- [Task material]:
▬▬▬▬▬▬

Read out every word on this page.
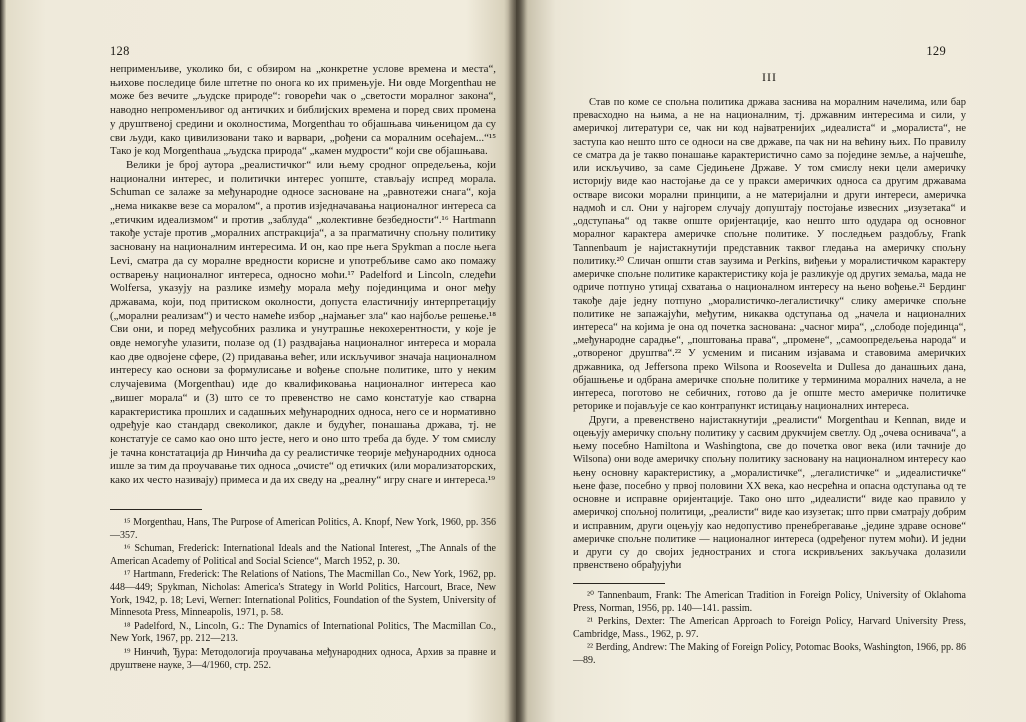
128

неприменљиве, уколико би, с обзиром на „конкретне услове времена и места“, њихове последице биле штетне по онога ко их примењује. Ни овде Morgenthau не може без вечите „људске природе“: говорећи чак о „светости моралног закона“, наводно непроменљивог од античких и библијских времена и поред свих промена у друштвеној средини и околностима, Morgenthau то објашњава чињеницом да су сви људи, како цивилизовани тако и варвари, „рођени са моралним осећајем...“¹⁵ Тако је код Morgenthaua „људска природа“ „камен мудрости“ који све објашњава.

Велики је број аутора „реалистичког“ или њему сродног опредељења, који национални интерес, и политички интерес уопште, стављају испред морала. Schuman се залаже за међународне односе засноване на „равнотежи снага“, која „нема никакве везе са моралом“, а против изједначавања националног интереса са „етичким идеализмом“ и против „заблуда“ „колективне безбедности“.¹⁶ Hartmann такође устаје против „моралних апстракција“, а за прагматичну спољну политику засновану на националним интересима. И он, као пре њега Spykman а после њега Levi, сматра да су моралне вредности корисне и употребљиве само ако помажу остварењу националног интереса, односно моћи.¹⁷ Padelford и Lincoln, следећи Wolfersa, указују на разлике између морала међу појединцима и оног међу државама, који, под притиском околности, допуста еластичнију интерпретацију („морални реализам“) и често намеће избор „најмањег зла“ као најбоље решење.¹⁸ Сви они, и поред међусобних разлика и унутрашње некохерентности, у које је овде немогуће улазити, полазе од (1) раздвајања националног интереса и морала као две одвојене сфере, (2) придавања већег, или искључивог значаја националном интересу као основи за формулисање и вођење спољне политике, што у неким случајевима (Morgenthau) иде до квалификовања националног интереса као „вишег морала“ и (3) што се то превенство не само констатује као стварна карактеристика прошлих и садашњих међународних односа, него се и нормативно одређује као стандард свеколиког, дакле и будућег, понашања држава, тј. не констатује се само као оно што јесте, него и оно што треба да буде. У том смислу је тачна констатација др Нинчића да су реалистичке теорије међународних односа ишле за тим да проучавање тих односа „очисте“ од етичких (или морализаторских, како их често називају) примеса и да их сведу на „реалну“ игру снаге и интереса.¹⁹

¹⁵ Morgenthau, Hans, The Purpose of American Politics, A. Knopf, New York, 1960, pp. 356—357.

¹⁶ Schuman, Frederick: International Ideals and the National Interest, „The Annals of the American Academy of Political and Social Science“, March 1952, p. 30.

¹⁷ Hartmann, Frederick: The Relations of Nations, The Macmillan Co., New York, 1962, pp. 448—449; Spykman, Nicholas: America's Strategy in World Politics, Harcourt, Brace, New York, 1942, p. 18; Levi, Werner: International Politics, Foundation of the System, University of Minnesota Press, Minneapolis, 1971, p. 58.

¹⁸ Padelford, N., Lincoln, G.: The Dynamics of International Politics, The Macmillan Co., New York, 1967, pp. 212—213.

¹⁹ Нинчић, Ђура: Методологија проучавања међународних односа, Архив за правне и друштвене науке, 3—4/1960, стр. 252.

129
III

Став по коме се спољна политика држава заснива на моралним начелима, или бар превасходно на њима, а не на националним, тј. државним интересима и сили, у америчкој литератури се, чак ни код најватренијих „идеалиста“ и „моралиста“, не заступа као нешто што се односи на све државе, па чак ни на већину њих. По правилу се сматра да је такво понашање карактеристично само за поједине земље, а најчешће, или искључиво, за саме Сједињене Државе. У том смислу неки цели америчку историју виде као настојање да се у пракси америчких односа са другим државама остваре високи морални принципи, а не материјални и други интереси, америчка надмоћ и сл. Они у најгорем случају допуштају постојање извесних „изузетака“ и „одступања“ од такве опште оријентације, као нешто што одудара од основног моралног карактера америчке спољне политике. У последњем раздобљу, Frank Tannenbaum је најистакнутији представник таквог гледања на америчку спољну политику.²⁰ Сличан општи став заузима и Perkins, виђењи у моралистичком карактеру америчке спољне политике карактеристику која је разликује од других земаља, мада не одриче потпуно утицај схватања о националном интересу на њено вођење.²¹ Бердинг такође даје једну потпуно „моралистичко-легалистичку“ слику америчке спољне политике не запажајући, међутим, никаква одступања од „начела и националних интереса“ на којима је она од почетка заснована: „часног мира“, „слободе појединца“, „међународне сарадње“, „поштовања права“, „промене“, „самоопредељења народа“ и „отвореног друштва“.²² У усменим и писаним изјавама и ставовима америчких државника, од Jeffersona преко Wilsona и Roosevelta и Dullesa до данашњих дана, објашњење и одбрана америчке спољне политике у терминима моралних начела, а не интереса, поготово не себичних, готово да је опште место америчке политичке реторике и појављује се као контрапункт истицању националних интереса.

Други, а превенствено најистакнутији „реалисти“ Morgenthau и Kennan, виде и оцењују америчку спољну политику у сасвим друкчијем светлу. Од „очева оснивача“, а њему посебно Hamiltona и Washingtona, све до почетка овог века (или тачније до Wilsona) они воде америчку спољну политику засновану на националном интересу као њену основну карактеристику, а „моралистичке“, „легалистичке“ и „идеалистичке“ њене фазе, посебно у првој половини XX века, као несрећна и опасна одступања од те основне и исправне оријентације. Тако оно што „идеалисти“ виде као правило у америчкој спољној политици, „реалисти“ виде као изузетак; што први сматрају добрим и исправним, други оцењују као недопустиво пренебрегавање „једине здраве основе“ америчке спољне политике — националног интереса (одређеног путем моћи). И једни и други су до својих једностраних и стога искривљених закључака долазили првенствено обрађујући

²⁰ Tannenbaum, Frank: The American Tradition in Foreign Policy, University of Oklahoma Press, Norman, 1956, pp. 140—141. passim.

²¹ Perkins, Dexter: The American Approach to Foreign Policy, Harvard University Press, Cambridge, Mass., 1962, p. 97.

²² Berding, Andrew: The Making of Foreign Policy, Potomac Books, Washington, 1966, pp. 86—89.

▬▬▬▬▬▬

- [Exercise goal]: Write the entries above out again exactly, but not the pictures.

- [Solution]:
Read out every word on this page.
128

неприменљиве, уколико би, с обзиром на „конкретне услове времена и места“, њихове последице биле штетне по онога ко их примењује. Ни овде Morgenthau не може без вечите „људске природе“: говорећи чак о „светости моралног закона“, наводно непроменљивог од античких и библијских времена и поред свих промена у друштвеној средини и околностима, Morgenthau то објашњава чињеницом да су сви људи, како цивилизовани тако и варвари, „рођени са моралним осећајем...“¹⁵ Тако је код Morgenthaua „људска природа“ „камен мудрости“ који све објашњава.

Велики је број аутора „реалистичког“ или њему сродног опредељења, који национални интерес, и политички интерес уопште, стављају испред морала. Schuman се залаже за међународне односе засноване на „равнотежи снага“, која „нема никакве везе са моралом“, а против изједначавања националног интереса са „етичким идеализмом“ и против „заблуда“ „колективне безбедности“.¹⁶ Hartmann такође устаје против „моралних апстракција“, а за прагматичну спољну политику засновану на националним интересима. И он, као пре њега Spykman а после њега Levi, сматра да су моралне вредности корисне и употребљиве само ако помажу остварењу националног интереса, односно моћи.¹⁷ Padelford и Lincoln, следећи Wolfersa, указују на разлике између морала међу појединцима и оног међу државама, који, под притиском околности, допуста еластичнију интерпретацију („морални реализам“) и често намеће избор „најмањег зла“ као најбоље решење.¹⁸ Сви они, и поред међусобних разлика и унутрашње некохерентности, у које је овде немогуће улазити, полазе од (1) раздвајања националног интереса и морала као две одвојене сфере, (2) придавања већег, или искључивог значаја националном интересу као основи за формулисање и вођење спољне политике, што у неким случајевима (Morgenthau) иде до квалификовања националног интереса као „вишег морала“ и (3) што се то превенство не само констатује као стварна карактеристика прошлих и садашњих међународних односа, него се и нормативно одређује као стандард свеколиког, дакле и будућег, понашања држава, тј. не констатује се само као оно што јесте, него и оно што треба да буде. У том смислу је тачна констатација др Нинчића да су реалистичке теорије међународних односа ишле за тим да проучавање тих односа „очисте“ од етичких (или морализаторских, како их често називају) примеса и да их сведу на „реалну“ игру снаге и интереса.¹⁹

¹⁵ Morgenthau, Hans, The Purpose of American Politics, A. Knopf, New York, 1960, pp. 356—357.

¹⁶ Schuman, Frederick: International Ideals and the National Interest, „The Annals of the American Academy of Political and Social Science“, March 1952, p. 30.

¹⁷ Hartmann, Frederick: The Relations of Nations, The Macmillan Co., New York, 1962, pp. 448—449; Spykman, Nicholas: America's Strategy in World Politics, Harcourt, Brace, New York, 1942, p. 18; Levi, Werner: International Politics, Foundation of the System, University of Minnesota Press, Minneapolis, 1971, p. 58.

¹⁸ Padelford, N., Lincoln, G.: The Dynamics of International Politics, The Macmillan Co., New York, 1967, pp. 212—213.

¹⁹ Нинчић, Ђура: Методологија проучавања међународних односа, Архив за правне и друштвене науке, 3—4/1960, стр. 252.

129
III

Став по коме се спољна политика држава заснива на моралним начелима, или бар превасходно на њима, а не на националним, тј. државним интересима и сили, у америчкој литератури се, чак ни код најватренијих „идеалиста“ и „моралиста“, не заступа као нешто што се односи на све државе, па чак ни на већину њих. По правилу се сматра да је такво понашање карактеристично само за поједине земље, а најчешће, или искључиво, за саме Сједињене Државе. У том смислу неки цели америчку историју виде као настојање да се у пракси америчких односа са другим државама остваре високи морални принципи, а не материјални и други интереси, америчка надмоћ и сл. Они у најгорем случају допуштају постојање извесних „изузетака“ и „одступања“ од такве опште оријентације, као нешто што одудара од основног моралног карактера америчке спољне политике. У последњем раздобљу, Frank Tannenbaum је најистакнутији представник таквог гледања на америчку спољну политику.²⁰ Сличан општи став заузима и Perkins, виђењи у моралистичком карактеру америчке спољне политике карактеристику која је разликује од других земаља, мада не одриче потпуно утицај схватања о националном интересу на њено вођење.²¹ Бердинг такође даје једну потпуно „моралистичко-легалистичку“ слику америчке спољне политике не запажајући, међутим, никаква одступања од „начела и националних интереса“ на којима је она од почетка заснована: „часног мира“, „слободе појединца“, „међународне сарадње“, „поштовања права“, „промене“, „самоопредељења народа“ и „отвореног друштва“.²² У усменим и писаним изјавама и ставовима америчких државника, од Jeffersona преко Wilsona и Roosevelta и Dullesa до данашњих дана, објашњење и одбрана америчке спољне политике у терминима моралних начела, а не интереса, поготово не себичних, готово да је опште место америчке политичке реторике и појављује се као контрапункт истицању националних интереса.

Други, а превенствено најистакнутији „реалисти“ Morgenthau и Kennan, виде и оцењују америчку спољну политику у сасвим друкчијем светлу. Од „очева оснивача“, а њему посебно Hamiltona и Washingtona, све до почетка овог века (или тачније до Wilsona) они воде америчку спољну политику засновану на националном интересу као њену основну карактеристику, а „моралистичке“, „легалистичке“ и „идеалистичке“ њене фазе, посебно у првој половини XX века, као несрећна и опасна одступања од те основне и исправне оријентације. Тако оно што „идеалисти“ виде као правило у америчкој спољној политици, „реалисти“ виде као изузетак; што први сматрају добрим и исправним, други оцењују као недопустиво пренебрегавање „једине здраве основе“ америчке спољне политике — националног интереса (одређеног путем моћи). И једни и други су до својих једностраних и стога искривљених закључака долазили првенствено обрађујући

²⁰ Tannenbaum, Frank: The American Tradition in Foreign Policy, University of Oklahoma Press, Norman, 1956, pp. 140—141. passim.

²¹ Perkins, Dexter: The American Approach to Foreign Policy, Harvard University Press, Cambridge, Mass., 1962, p. 97.

²² Berding, Andrew: The Making of Foreign Policy, Potomac Books, Washington, 1966, pp. 86—89.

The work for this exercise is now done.